■ What to work on: Would you repeat the listing exactly but omit every picture?

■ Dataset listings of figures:
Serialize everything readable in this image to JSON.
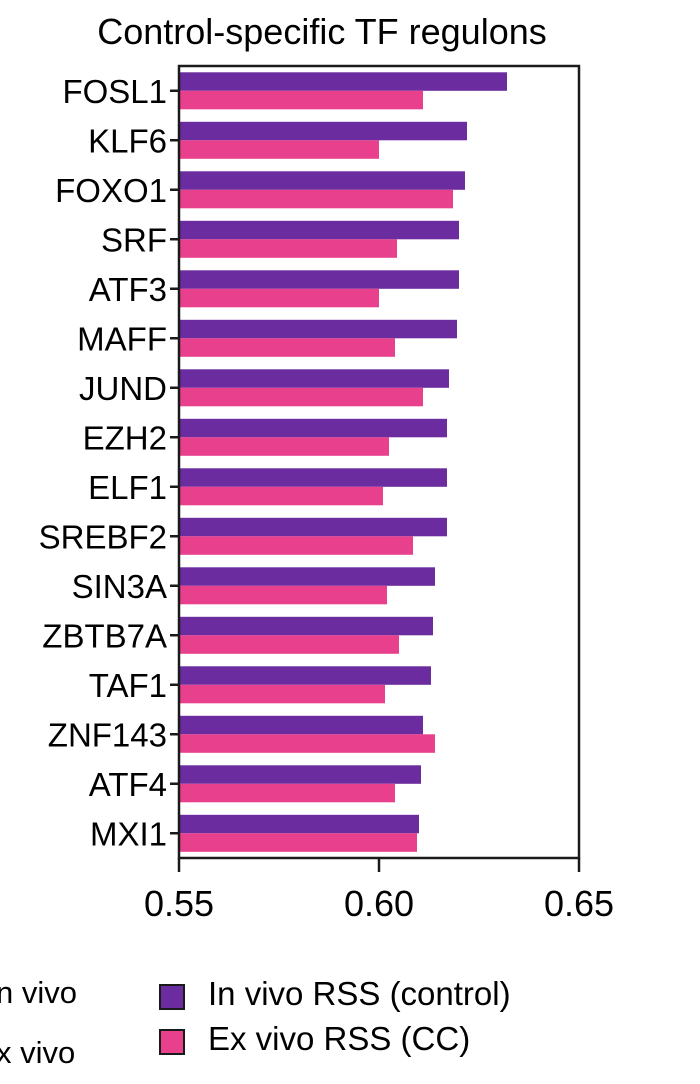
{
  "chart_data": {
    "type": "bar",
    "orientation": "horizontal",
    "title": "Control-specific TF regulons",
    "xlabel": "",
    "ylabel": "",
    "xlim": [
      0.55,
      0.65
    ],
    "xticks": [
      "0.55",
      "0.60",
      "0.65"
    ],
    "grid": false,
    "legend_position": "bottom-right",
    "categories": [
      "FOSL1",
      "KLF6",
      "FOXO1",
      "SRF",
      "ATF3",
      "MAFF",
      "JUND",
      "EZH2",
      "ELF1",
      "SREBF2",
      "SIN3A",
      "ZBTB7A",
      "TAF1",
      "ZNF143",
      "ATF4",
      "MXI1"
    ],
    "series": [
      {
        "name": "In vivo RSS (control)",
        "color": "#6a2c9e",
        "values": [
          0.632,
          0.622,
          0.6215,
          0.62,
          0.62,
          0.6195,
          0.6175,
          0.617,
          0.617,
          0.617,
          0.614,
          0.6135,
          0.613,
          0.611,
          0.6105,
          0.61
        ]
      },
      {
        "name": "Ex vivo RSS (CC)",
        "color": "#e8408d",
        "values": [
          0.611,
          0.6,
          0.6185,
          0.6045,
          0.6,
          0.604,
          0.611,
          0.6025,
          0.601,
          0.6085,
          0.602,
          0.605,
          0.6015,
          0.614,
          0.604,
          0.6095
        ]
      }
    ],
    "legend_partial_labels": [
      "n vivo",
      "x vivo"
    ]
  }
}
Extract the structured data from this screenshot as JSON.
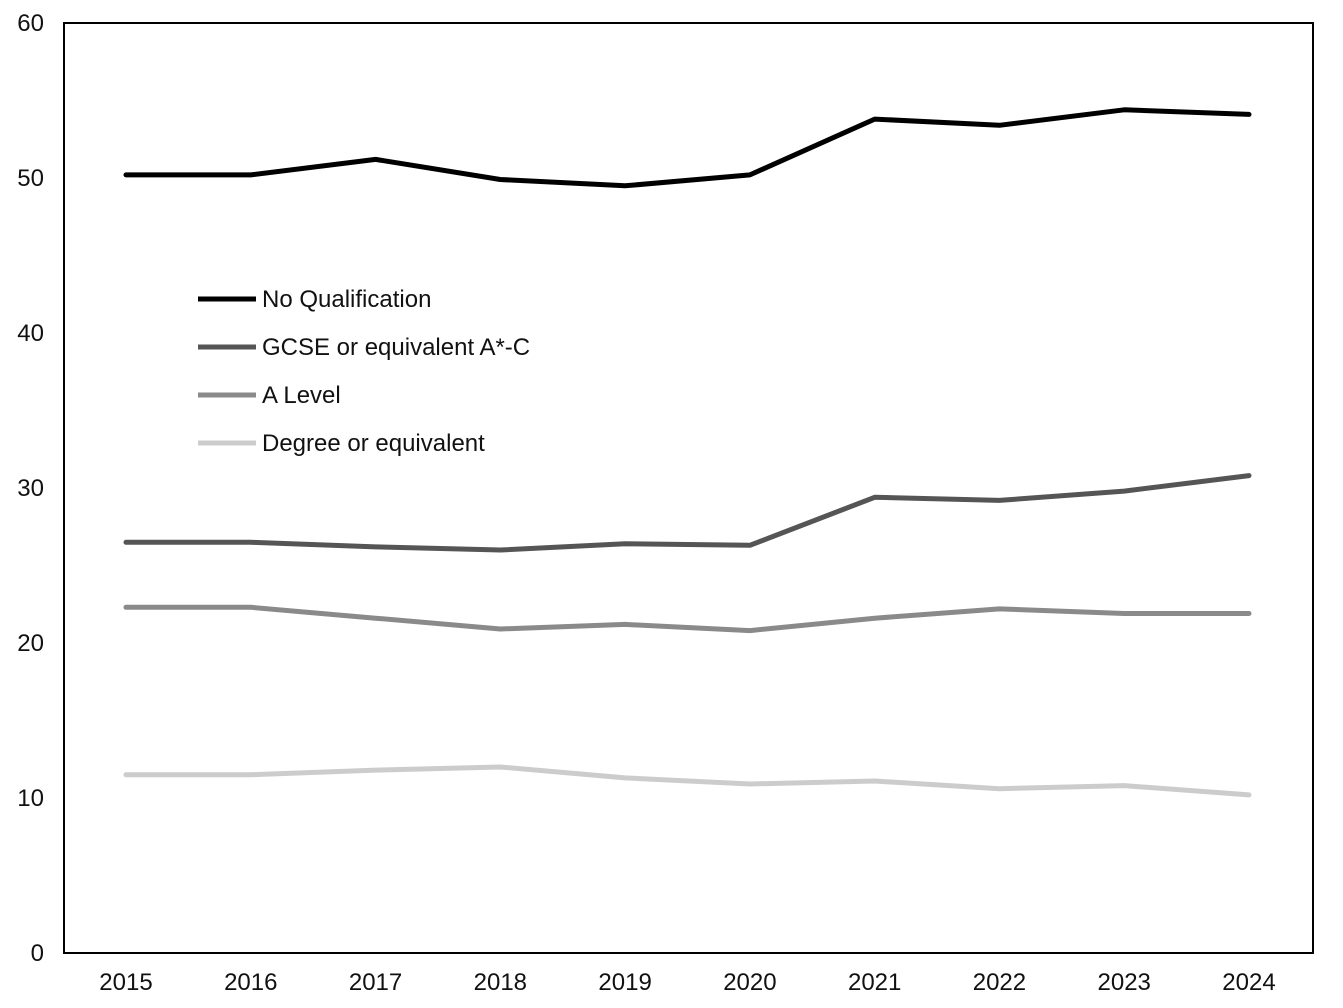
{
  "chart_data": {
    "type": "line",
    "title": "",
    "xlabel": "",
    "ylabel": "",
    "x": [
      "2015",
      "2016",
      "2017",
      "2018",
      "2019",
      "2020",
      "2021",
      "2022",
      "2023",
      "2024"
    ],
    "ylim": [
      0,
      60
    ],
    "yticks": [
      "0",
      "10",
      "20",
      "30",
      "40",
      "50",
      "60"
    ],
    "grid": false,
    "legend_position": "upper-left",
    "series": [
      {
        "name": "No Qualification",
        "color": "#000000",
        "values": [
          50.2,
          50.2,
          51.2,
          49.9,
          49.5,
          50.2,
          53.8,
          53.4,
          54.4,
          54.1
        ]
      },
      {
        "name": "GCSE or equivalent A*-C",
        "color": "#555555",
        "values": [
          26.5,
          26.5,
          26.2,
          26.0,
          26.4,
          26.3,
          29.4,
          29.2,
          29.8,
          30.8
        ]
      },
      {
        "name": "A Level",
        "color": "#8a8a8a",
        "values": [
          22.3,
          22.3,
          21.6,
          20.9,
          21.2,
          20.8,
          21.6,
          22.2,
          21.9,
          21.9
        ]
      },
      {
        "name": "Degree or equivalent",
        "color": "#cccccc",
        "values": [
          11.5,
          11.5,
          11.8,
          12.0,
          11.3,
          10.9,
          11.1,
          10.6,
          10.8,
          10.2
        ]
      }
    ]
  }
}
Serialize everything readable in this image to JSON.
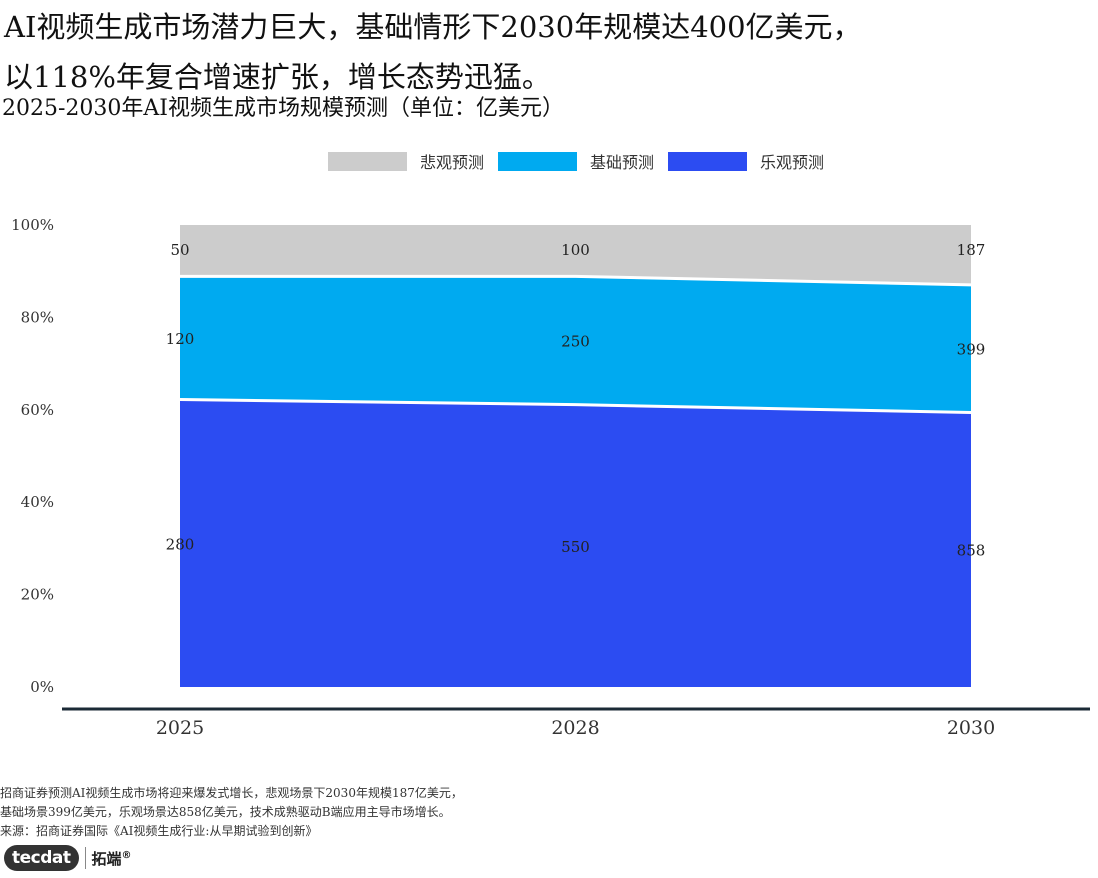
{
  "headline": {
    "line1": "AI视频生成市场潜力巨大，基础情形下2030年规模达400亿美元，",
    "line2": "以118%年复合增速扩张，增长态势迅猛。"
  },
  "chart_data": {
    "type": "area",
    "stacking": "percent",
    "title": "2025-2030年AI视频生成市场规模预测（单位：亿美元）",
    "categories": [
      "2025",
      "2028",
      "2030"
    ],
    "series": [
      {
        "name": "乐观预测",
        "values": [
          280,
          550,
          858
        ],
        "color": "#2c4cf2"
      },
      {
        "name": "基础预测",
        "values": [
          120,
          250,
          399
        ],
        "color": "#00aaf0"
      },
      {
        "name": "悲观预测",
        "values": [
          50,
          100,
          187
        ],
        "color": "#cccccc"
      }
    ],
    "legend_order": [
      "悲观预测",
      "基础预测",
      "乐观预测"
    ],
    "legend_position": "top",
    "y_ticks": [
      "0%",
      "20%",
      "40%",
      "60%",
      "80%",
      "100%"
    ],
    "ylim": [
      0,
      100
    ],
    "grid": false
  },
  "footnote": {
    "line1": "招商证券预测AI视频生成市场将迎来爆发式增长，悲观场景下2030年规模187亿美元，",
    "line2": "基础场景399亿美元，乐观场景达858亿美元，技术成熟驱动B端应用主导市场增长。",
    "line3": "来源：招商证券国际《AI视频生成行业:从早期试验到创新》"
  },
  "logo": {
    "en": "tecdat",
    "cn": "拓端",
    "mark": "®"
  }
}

■ Written answer:
Serialize everything readable in this image to JSON.
{
  "chart_data": {
    "type": "bar",
    "orientation": "horizontal",
    "title": "Control-specific TF regulons",
    "xlabel": "",
    "ylabel": "",
    "xlim": [
      0.55,
      0.65
    ],
    "xticks": [
      "0.55",
      "0.60",
      "0.65"
    ],
    "grid": false,
    "legend_position": "bottom-right",
    "categories": [
      "FOSL1",
      "KLF6",
      "FOXO1",
      "SRF",
      "ATF3",
      "MAFF",
      "JUND",
      "EZH2",
      "ELF1",
      "SREBF2",
      "SIN3A",
      "ZBTB7A",
      "TAF1",
      "ZNF143",
      "ATF4",
      "MXI1"
    ],
    "series": [
      {
        "name": "In vivo RSS (control)",
        "color": "#6a2c9e",
        "values": [
          0.632,
          0.622,
          0.6215,
          0.62,
          0.62,
          0.6195,
          0.6175,
          0.617,
          0.617,
          0.617,
          0.614,
          0.6135,
          0.613,
          0.611,
          0.6105,
          0.61
        ]
      },
      {
        "name": "Ex vivo RSS (CC)",
        "color": "#e8408d",
        "values": [
          0.611,
          0.6,
          0.6185,
          0.6045,
          0.6,
          0.604,
          0.611,
          0.6025,
          0.601,
          0.6085,
          0.602,
          0.605,
          0.6015,
          0.614,
          0.604,
          0.6095
        ]
      }
    ],
    "legend_partial_labels": [
      "n vivo",
      "x vivo"
    ]
  }
}
Extract the structured data from this screenshot as JSON.
{
  "chart_data": {
    "type": "line",
    "title": "",
    "xlabel": "",
    "ylabel": "",
    "x": [
      "2015",
      "2016",
      "2017",
      "2018",
      "2019",
      "2020",
      "2021",
      "2022",
      "2023",
      "2024"
    ],
    "ylim": [
      0,
      60
    ],
    "yticks": [
      "0",
      "10",
      "20",
      "30",
      "40",
      "50",
      "60"
    ],
    "grid": false,
    "legend_position": "upper-left",
    "series": [
      {
        "name": "No Qualification",
        "color": "#000000",
        "values": [
          50.2,
          50.2,
          51.2,
          49.9,
          49.5,
          50.2,
          53.8,
          53.4,
          54.4,
          54.1
        ]
      },
      {
        "name": "GCSE or equivalent A*-C",
        "color": "#555555",
        "values": [
          26.5,
          26.5,
          26.2,
          26.0,
          26.4,
          26.3,
          29.4,
          29.2,
          29.8,
          30.8
        ]
      },
      {
        "name": "A Level",
        "color": "#8a8a8a",
        "values": [
          22.3,
          22.3,
          21.6,
          20.9,
          21.2,
          20.8,
          21.6,
          22.2,
          21.9,
          21.9
        ]
      },
      {
        "name": "Degree or equivalent",
        "color": "#cccccc",
        "values": [
          11.5,
          11.5,
          11.8,
          12.0,
          11.3,
          10.9,
          11.1,
          10.6,
          10.8,
          10.2
        ]
      }
    ]
  }
}
Serialize everything readable in this image to JSON.
{
  "headline": {
    "line1": "AI视频生成市场潜力巨大，基础情形下2030年规模达400亿美元，",
    "line2": "以118%年复合增速扩张，增长态势迅猛。"
  },
  "chart_data": {
    "type": "area",
    "stacking": "percent",
    "title": "2025-2030年AI视频生成市场规模预测（单位：亿美元）",
    "categories": [
      "2025",
      "2028",
      "2030"
    ],
    "series": [
      {
        "name": "乐观预测",
        "values": [
          280,
          550,
          858
        ],
        "color": "#2c4cf2"
      },
      {
        "name": "基础预测",
        "values": [
          120,
          250,
          399
        ],
        "color": "#00aaf0"
      },
      {
        "name": "悲观预测",
        "values": [
          50,
          100,
          187
        ],
        "color": "#cccccc"
      }
    ],
    "legend_order": [
      "悲观预测",
      "基础预测",
      "乐观预测"
    ],
    "legend_position": "top",
    "y_ticks": [
      "0%",
      "20%",
      "40%",
      "60%",
      "80%",
      "100%"
    ],
    "ylim": [
      0,
      100
    ],
    "grid": false
  },
  "footnote": {
    "line1": "招商证券预测AI视频生成市场将迎来爆发式增长，悲观场景下2030年规模187亿美元，",
    "line2": "基础场景399亿美元，乐观场景达858亿美元，技术成熟驱动B端应用主导市场增长。",
    "line3": "来源：招商证券国际《AI视频生成行业:从早期试验到创新》"
  },
  "logo": {
    "en": "tecdat",
    "cn": "拓端",
    "mark": "®"
  }
}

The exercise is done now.